[Start DATA IN THIS EXERCISE]

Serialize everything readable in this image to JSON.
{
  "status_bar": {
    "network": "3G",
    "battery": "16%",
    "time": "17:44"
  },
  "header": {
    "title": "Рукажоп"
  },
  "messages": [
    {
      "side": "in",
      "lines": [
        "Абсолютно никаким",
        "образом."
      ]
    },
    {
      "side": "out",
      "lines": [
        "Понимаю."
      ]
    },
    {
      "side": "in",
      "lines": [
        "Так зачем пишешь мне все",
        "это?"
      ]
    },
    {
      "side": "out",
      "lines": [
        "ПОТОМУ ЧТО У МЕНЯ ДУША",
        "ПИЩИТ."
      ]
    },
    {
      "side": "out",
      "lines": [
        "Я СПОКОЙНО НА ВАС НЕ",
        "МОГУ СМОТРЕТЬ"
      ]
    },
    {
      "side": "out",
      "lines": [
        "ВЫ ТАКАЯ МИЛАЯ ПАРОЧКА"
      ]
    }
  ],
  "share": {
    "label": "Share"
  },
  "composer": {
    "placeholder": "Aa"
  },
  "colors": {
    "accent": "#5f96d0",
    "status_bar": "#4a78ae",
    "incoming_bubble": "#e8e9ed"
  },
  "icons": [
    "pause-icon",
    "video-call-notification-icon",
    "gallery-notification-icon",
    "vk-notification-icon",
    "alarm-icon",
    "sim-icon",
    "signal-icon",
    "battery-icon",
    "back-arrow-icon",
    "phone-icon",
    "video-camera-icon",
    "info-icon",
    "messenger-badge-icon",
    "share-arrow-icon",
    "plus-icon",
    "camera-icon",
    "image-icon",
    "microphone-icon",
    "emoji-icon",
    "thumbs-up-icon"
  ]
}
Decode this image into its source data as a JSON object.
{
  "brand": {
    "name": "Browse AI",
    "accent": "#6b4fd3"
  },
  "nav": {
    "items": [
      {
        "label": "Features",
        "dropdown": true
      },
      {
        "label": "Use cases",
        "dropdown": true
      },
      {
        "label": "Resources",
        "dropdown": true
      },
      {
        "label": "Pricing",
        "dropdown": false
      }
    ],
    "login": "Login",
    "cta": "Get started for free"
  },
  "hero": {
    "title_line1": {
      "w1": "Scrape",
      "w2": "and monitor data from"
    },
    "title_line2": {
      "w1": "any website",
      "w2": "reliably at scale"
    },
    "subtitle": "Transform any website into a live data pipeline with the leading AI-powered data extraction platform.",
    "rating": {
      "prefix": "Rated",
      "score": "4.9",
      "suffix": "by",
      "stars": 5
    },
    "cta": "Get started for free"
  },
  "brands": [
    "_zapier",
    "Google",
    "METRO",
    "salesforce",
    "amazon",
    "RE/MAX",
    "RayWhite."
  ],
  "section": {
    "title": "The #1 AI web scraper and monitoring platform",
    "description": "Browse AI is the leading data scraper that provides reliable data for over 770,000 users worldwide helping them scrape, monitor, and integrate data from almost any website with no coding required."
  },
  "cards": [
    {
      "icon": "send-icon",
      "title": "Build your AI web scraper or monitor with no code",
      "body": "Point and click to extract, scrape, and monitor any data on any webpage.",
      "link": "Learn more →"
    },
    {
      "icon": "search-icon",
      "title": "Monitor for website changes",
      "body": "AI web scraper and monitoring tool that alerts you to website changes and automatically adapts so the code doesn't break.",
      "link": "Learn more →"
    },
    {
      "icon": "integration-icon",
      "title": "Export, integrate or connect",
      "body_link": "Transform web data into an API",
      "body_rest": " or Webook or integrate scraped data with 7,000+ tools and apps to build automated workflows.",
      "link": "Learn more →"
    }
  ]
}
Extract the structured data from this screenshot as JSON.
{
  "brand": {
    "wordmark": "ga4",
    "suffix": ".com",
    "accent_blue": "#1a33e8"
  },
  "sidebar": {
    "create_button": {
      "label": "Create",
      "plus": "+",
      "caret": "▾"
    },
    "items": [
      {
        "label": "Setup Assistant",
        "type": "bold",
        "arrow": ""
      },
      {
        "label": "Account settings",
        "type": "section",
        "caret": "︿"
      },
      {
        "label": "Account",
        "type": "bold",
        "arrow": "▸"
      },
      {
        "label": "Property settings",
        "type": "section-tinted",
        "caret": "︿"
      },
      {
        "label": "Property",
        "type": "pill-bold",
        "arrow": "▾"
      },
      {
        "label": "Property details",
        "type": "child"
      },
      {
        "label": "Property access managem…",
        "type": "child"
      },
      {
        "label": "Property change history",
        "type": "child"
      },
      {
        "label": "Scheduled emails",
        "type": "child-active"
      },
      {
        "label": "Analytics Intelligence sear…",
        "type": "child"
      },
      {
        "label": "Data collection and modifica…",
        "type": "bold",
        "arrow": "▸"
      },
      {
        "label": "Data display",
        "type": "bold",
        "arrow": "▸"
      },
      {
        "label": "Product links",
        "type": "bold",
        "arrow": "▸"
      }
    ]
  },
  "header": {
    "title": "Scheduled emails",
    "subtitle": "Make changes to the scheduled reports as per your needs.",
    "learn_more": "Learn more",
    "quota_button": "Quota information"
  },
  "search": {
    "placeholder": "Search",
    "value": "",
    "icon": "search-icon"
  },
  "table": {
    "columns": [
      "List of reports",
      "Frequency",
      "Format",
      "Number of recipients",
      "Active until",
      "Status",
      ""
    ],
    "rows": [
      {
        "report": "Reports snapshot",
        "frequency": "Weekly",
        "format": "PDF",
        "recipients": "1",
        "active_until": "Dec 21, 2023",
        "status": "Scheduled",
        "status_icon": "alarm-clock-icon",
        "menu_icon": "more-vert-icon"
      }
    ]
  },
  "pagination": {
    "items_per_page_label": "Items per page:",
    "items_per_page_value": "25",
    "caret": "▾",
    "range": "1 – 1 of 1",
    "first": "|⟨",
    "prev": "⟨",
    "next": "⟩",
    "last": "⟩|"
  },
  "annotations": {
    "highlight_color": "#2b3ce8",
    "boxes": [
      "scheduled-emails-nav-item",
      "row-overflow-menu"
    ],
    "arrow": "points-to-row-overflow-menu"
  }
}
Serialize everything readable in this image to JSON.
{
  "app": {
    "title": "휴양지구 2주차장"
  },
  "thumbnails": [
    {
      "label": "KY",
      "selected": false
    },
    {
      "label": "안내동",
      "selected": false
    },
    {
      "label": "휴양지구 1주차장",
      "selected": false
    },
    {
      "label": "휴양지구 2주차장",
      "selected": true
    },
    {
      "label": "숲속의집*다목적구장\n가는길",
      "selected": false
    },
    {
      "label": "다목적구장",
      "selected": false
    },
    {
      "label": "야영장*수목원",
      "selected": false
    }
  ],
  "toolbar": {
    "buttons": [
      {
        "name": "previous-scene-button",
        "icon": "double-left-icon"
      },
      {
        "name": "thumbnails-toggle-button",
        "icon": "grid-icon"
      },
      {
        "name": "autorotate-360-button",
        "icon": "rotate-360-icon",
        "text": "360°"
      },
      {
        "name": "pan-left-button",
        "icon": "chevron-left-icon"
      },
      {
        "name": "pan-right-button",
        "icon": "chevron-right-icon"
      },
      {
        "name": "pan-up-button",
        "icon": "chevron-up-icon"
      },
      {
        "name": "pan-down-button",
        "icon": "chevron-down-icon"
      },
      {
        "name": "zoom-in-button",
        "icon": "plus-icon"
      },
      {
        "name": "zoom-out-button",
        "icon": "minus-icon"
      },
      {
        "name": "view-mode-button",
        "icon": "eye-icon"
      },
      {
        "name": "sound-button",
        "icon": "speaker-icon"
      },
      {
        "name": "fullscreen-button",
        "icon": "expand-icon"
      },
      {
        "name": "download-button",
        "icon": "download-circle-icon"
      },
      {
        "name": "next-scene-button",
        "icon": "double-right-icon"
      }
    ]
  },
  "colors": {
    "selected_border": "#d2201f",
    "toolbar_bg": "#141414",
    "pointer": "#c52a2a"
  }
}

[End DATA IN THIS EXERCISE]

→ PROBLEM TO SOLVE
Looking at the data above, show all lines where the word "alarm" occurs.

→ SOLUTION TO THE PROBLEM
    "alarm-icon",
        "status_icon": "alarm-clock-icon",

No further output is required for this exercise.